* [Input material]
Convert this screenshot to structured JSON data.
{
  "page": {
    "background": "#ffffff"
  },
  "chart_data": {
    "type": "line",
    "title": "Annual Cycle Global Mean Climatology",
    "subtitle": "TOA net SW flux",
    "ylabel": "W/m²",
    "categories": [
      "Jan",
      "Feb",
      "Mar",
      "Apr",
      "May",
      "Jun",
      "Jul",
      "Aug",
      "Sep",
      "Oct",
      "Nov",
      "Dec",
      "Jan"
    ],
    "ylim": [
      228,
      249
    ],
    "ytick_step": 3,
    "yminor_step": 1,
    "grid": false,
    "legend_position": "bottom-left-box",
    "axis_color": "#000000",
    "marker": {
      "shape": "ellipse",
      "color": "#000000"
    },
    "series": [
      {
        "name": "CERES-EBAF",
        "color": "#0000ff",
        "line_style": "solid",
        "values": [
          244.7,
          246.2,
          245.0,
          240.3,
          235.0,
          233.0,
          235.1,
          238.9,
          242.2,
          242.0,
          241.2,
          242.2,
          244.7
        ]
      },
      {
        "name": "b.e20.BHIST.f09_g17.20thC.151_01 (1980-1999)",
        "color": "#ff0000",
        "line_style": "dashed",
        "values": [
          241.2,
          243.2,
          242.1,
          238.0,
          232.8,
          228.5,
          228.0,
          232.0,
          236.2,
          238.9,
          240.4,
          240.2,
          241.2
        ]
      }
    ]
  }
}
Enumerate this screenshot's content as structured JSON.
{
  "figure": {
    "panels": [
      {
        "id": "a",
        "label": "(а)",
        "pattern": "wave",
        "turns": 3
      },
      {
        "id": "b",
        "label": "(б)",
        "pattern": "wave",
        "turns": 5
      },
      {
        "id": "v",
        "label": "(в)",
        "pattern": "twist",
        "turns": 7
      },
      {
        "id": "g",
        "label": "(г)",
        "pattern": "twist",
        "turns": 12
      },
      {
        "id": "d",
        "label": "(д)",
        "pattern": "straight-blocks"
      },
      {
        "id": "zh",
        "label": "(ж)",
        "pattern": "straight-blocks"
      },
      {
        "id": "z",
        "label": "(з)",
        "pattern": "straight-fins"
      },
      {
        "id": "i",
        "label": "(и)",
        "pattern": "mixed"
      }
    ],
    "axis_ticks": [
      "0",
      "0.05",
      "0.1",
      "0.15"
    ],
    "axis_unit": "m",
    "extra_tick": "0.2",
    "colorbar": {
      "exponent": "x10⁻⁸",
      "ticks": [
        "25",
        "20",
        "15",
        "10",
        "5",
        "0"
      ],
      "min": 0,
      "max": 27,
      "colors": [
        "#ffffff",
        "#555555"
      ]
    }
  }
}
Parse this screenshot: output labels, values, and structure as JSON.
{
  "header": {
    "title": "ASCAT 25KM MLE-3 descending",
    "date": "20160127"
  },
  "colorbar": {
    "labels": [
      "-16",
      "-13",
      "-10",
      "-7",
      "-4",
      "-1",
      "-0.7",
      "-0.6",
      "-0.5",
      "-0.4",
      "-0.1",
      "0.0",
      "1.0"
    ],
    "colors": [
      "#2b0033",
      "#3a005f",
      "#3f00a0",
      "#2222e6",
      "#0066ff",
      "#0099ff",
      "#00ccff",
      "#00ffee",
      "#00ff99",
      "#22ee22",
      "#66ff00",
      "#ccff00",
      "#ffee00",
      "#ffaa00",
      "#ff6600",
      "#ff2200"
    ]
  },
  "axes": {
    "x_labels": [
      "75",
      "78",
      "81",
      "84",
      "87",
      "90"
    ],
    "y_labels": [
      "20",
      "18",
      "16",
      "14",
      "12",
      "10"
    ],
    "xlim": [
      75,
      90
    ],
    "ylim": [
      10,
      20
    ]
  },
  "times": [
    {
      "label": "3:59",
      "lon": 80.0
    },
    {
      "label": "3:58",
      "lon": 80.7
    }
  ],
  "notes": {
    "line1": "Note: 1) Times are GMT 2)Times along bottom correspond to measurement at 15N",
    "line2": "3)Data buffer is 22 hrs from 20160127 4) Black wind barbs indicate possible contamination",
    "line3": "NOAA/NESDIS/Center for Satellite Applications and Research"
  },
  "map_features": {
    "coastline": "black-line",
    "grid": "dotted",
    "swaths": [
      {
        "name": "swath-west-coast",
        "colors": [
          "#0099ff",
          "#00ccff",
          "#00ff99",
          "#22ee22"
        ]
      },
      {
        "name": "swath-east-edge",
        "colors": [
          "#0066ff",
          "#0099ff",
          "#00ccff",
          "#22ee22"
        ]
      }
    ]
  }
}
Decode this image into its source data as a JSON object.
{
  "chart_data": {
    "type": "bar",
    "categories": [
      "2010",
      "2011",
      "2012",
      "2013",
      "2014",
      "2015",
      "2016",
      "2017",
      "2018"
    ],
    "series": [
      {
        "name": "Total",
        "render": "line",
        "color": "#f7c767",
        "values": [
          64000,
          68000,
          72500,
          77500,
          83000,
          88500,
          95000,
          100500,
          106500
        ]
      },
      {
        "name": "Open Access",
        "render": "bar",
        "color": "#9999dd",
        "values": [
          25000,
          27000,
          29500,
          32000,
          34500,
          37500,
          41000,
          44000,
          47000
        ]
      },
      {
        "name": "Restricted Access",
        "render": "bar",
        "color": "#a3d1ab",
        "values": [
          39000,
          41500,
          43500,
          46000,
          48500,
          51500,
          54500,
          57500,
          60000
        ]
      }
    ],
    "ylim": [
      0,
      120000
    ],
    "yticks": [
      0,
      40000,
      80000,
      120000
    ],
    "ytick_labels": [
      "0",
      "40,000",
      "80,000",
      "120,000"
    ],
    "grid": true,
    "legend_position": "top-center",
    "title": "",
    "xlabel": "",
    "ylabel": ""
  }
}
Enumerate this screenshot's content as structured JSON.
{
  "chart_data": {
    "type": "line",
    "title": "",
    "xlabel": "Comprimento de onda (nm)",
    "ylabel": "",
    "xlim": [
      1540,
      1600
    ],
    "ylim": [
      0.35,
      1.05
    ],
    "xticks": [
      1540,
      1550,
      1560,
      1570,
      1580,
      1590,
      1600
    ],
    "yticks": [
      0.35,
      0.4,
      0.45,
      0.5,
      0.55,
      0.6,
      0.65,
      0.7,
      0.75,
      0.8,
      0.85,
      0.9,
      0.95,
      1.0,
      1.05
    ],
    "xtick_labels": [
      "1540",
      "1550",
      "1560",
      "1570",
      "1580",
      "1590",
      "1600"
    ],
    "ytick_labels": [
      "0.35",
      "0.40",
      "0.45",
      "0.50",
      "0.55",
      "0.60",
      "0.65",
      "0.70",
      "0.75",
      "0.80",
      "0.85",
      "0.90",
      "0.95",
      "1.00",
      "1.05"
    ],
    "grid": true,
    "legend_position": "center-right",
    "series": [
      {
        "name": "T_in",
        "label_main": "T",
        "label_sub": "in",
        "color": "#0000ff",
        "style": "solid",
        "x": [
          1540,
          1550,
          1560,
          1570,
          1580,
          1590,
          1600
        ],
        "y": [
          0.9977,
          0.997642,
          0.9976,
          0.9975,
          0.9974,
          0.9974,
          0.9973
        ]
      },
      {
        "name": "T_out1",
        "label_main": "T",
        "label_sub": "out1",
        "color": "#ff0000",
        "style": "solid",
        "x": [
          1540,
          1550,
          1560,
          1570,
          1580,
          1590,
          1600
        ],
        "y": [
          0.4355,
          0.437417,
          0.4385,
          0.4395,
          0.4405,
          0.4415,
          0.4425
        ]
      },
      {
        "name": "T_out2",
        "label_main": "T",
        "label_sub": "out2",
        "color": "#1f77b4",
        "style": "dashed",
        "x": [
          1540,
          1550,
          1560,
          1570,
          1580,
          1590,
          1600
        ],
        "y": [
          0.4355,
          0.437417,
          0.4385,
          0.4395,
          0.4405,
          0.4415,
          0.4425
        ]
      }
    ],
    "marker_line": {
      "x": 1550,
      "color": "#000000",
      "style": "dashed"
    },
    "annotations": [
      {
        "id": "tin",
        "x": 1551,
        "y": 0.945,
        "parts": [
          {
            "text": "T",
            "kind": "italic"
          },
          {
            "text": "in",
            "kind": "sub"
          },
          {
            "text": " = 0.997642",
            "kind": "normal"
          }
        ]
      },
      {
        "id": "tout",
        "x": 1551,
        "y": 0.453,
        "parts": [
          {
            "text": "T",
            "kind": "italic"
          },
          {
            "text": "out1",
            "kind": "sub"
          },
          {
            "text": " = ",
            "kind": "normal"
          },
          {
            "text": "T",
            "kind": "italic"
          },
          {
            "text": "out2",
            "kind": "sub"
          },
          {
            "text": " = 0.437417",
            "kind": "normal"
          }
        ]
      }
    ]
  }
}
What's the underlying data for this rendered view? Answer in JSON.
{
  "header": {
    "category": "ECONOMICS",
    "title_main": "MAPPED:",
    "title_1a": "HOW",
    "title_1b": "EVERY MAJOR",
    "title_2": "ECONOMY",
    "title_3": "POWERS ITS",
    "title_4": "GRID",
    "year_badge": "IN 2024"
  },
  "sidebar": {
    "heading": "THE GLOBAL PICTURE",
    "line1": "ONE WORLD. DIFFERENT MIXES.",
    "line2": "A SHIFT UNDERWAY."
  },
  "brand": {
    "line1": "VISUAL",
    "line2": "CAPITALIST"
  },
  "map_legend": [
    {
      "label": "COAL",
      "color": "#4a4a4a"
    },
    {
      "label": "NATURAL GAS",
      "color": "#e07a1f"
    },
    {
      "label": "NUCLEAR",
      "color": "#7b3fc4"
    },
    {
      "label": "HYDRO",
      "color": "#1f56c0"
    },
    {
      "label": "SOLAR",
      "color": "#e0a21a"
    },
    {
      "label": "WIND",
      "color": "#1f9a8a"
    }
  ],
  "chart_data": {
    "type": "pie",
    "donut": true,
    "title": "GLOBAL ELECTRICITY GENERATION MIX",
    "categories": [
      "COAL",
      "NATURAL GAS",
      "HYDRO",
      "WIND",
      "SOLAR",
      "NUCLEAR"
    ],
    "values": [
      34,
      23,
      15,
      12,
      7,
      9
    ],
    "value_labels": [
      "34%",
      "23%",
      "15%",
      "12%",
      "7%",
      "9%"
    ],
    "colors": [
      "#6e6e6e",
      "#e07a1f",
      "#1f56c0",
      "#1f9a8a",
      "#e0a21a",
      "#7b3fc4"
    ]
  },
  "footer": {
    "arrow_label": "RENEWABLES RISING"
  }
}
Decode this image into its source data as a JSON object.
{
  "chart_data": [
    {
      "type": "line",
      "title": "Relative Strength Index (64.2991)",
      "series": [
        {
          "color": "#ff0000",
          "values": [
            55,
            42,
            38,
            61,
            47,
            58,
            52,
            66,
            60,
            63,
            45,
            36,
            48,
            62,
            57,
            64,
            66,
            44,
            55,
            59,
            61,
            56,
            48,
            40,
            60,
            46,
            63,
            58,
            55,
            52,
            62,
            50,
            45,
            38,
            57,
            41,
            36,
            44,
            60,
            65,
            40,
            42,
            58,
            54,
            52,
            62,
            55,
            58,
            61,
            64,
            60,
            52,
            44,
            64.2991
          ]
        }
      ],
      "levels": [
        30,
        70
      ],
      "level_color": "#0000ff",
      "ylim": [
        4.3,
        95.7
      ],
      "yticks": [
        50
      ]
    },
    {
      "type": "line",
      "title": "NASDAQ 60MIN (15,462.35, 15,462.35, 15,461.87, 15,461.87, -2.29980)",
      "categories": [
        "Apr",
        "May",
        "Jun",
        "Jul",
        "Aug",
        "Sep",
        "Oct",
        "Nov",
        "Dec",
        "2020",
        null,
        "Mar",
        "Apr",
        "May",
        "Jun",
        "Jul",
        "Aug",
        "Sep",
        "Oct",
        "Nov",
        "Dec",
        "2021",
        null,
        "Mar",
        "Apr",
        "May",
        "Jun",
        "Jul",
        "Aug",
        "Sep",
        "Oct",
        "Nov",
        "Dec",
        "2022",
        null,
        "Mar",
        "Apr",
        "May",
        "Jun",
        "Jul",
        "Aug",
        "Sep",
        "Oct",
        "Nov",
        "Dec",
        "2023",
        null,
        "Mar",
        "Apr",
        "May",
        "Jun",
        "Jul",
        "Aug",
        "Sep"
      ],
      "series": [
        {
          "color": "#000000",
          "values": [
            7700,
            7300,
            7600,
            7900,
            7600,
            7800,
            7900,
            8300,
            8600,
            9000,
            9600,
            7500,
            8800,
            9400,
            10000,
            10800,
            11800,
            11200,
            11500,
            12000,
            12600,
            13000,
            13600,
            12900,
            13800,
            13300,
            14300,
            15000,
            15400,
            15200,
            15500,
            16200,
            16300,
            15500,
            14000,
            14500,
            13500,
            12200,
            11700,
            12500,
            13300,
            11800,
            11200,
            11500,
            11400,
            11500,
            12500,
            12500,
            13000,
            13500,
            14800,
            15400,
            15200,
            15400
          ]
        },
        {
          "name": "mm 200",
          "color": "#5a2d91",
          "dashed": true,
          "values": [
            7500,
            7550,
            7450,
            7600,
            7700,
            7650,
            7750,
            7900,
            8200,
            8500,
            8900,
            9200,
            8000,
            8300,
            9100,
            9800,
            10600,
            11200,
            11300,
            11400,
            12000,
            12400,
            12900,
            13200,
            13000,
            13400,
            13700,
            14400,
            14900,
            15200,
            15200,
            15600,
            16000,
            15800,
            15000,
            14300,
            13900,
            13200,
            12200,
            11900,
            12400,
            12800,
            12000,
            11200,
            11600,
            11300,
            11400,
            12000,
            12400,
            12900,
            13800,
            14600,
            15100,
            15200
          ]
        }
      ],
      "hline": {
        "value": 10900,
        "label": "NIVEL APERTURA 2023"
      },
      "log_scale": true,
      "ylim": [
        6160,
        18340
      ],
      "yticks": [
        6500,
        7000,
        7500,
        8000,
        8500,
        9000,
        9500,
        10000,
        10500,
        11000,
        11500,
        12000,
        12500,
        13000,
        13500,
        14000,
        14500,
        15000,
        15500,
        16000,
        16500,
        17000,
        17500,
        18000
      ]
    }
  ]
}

* [Stated exercise] Identify lines with the string "true". Copy each one.

* [Result for this exercise]
    "grid": true,
    "grid": true,
    "donut": true,
          "dashed": true,
      "log_scale": true,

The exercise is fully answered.